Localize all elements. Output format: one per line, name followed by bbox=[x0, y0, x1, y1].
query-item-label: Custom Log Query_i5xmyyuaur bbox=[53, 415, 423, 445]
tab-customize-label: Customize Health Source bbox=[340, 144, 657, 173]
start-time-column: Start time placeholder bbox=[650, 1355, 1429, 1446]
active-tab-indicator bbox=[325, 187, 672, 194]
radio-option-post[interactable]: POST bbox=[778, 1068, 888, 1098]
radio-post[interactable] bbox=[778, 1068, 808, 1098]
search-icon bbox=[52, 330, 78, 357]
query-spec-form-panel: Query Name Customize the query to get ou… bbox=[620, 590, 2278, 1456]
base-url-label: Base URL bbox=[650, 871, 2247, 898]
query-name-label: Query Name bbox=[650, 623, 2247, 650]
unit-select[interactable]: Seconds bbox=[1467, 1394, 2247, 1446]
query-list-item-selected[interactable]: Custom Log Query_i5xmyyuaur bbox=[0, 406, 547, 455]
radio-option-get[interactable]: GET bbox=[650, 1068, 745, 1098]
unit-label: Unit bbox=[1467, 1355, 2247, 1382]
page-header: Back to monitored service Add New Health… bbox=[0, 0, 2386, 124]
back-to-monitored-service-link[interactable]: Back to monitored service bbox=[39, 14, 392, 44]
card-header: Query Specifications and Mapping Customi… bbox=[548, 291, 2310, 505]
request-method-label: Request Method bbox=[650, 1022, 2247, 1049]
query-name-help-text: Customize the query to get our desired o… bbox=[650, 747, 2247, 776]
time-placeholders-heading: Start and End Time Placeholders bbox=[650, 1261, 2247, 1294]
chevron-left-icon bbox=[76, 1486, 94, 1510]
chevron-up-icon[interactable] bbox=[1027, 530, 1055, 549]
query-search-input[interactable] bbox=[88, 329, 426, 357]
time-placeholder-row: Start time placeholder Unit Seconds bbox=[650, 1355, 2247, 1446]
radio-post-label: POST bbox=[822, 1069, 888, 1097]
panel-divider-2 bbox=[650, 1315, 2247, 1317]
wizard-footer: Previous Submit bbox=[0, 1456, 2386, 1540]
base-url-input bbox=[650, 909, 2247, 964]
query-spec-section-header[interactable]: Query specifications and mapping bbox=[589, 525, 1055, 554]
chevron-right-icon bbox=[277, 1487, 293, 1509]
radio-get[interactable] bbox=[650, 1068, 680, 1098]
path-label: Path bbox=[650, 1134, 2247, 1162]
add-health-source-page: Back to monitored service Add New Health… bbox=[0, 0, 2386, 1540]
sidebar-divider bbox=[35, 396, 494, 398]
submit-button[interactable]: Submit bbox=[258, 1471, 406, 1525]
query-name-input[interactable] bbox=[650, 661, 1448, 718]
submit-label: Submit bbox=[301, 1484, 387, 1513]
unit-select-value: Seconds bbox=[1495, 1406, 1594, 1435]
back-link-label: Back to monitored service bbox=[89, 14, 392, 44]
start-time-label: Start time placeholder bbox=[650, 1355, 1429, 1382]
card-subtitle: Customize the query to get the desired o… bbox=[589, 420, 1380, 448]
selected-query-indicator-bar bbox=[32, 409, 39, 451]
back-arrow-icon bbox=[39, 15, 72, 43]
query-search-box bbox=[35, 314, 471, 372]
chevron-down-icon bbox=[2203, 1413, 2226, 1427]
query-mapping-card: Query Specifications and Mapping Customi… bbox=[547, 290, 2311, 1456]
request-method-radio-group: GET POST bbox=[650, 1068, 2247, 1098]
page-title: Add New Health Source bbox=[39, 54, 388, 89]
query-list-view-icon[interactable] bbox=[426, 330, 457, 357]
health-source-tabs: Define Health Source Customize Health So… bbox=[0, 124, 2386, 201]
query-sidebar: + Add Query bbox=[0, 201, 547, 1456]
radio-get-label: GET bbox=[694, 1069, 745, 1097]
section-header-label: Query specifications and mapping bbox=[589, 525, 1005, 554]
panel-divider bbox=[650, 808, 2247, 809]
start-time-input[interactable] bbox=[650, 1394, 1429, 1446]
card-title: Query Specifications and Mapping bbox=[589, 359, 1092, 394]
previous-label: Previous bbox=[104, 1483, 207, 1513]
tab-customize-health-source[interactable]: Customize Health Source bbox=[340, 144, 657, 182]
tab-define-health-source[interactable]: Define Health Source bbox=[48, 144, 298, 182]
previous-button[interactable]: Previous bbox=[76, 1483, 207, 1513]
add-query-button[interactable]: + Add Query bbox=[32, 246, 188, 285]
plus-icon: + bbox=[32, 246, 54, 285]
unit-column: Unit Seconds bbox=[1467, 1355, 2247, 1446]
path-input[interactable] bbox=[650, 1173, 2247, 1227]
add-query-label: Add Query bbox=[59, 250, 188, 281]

* * * * * * *

* [Work required]: Copy out the entries word for word, starting with the very first line and ending with the line that contains "tab-customize-label: Customize Health", both included.

* [Full answer]:
Localize all elements. Output format: one per line, name followed by bbox=[x0, y0, x1, y1].
query-item-label: Custom Log Query_i5xmyyuaur bbox=[53, 415, 423, 445]
tab-customize-label: Customize Health Source bbox=[340, 144, 657, 173]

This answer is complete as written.